_Aim of the exercise_
Look through the listing and locate every line containing the word "Vendetta"; copy those lines.

=== Input ===

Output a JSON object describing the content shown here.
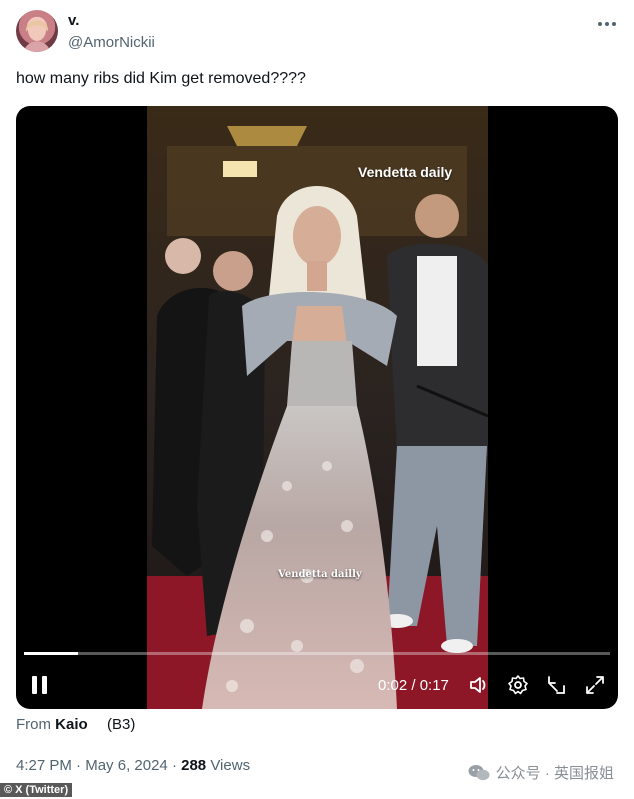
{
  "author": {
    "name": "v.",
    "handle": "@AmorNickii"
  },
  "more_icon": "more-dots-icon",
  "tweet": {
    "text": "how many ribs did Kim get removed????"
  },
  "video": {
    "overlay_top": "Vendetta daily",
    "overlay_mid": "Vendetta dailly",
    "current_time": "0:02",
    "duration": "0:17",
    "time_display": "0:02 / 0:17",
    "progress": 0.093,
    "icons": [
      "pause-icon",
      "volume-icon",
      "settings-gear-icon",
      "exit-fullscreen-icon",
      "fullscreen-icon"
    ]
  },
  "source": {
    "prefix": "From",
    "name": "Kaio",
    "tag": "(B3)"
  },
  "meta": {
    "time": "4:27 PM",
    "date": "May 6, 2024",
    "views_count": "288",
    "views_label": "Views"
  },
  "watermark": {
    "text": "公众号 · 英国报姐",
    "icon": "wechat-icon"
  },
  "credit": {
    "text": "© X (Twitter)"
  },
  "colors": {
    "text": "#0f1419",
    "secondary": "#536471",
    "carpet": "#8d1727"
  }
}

===
=== Input ===

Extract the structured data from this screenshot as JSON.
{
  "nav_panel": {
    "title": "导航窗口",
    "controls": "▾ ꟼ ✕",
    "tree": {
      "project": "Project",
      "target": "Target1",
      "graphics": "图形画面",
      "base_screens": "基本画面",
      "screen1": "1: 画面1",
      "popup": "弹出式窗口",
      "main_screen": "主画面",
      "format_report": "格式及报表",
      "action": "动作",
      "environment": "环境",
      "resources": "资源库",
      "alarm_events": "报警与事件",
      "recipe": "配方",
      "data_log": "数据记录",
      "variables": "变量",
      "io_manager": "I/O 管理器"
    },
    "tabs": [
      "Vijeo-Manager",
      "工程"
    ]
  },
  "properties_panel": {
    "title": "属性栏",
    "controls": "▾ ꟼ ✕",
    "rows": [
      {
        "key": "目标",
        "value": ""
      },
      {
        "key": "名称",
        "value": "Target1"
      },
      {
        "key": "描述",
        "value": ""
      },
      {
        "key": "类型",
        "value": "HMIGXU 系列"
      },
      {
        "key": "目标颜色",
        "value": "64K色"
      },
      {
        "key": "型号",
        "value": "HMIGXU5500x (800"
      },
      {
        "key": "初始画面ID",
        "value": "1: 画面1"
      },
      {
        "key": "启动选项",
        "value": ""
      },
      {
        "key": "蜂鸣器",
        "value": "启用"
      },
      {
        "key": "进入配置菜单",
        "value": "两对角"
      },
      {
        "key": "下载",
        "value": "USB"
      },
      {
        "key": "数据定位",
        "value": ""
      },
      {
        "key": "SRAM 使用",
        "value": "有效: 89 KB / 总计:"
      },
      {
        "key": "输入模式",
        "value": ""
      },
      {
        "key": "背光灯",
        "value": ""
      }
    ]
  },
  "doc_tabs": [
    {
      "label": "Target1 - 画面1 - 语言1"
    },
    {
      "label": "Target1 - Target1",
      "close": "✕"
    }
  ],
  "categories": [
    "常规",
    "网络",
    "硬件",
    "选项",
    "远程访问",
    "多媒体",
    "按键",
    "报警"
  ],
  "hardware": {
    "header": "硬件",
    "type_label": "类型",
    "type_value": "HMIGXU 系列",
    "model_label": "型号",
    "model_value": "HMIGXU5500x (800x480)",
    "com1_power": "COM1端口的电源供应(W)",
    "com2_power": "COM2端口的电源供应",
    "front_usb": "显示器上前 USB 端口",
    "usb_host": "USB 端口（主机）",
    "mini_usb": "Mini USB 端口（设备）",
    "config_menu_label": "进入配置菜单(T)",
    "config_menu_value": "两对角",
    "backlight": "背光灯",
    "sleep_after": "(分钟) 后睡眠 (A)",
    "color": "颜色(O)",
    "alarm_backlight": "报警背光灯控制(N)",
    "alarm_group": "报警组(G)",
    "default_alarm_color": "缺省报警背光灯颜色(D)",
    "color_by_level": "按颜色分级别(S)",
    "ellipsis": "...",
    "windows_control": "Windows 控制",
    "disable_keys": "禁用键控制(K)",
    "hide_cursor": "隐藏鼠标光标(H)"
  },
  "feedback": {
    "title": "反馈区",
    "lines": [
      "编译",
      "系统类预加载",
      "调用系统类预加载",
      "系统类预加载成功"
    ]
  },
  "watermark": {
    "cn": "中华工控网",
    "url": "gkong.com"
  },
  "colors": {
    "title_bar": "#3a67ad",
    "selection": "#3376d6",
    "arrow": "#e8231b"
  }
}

===

_Full output_
    "overlay_top": "Vendetta daily",
    "overlay_mid": "Vendetta dailly",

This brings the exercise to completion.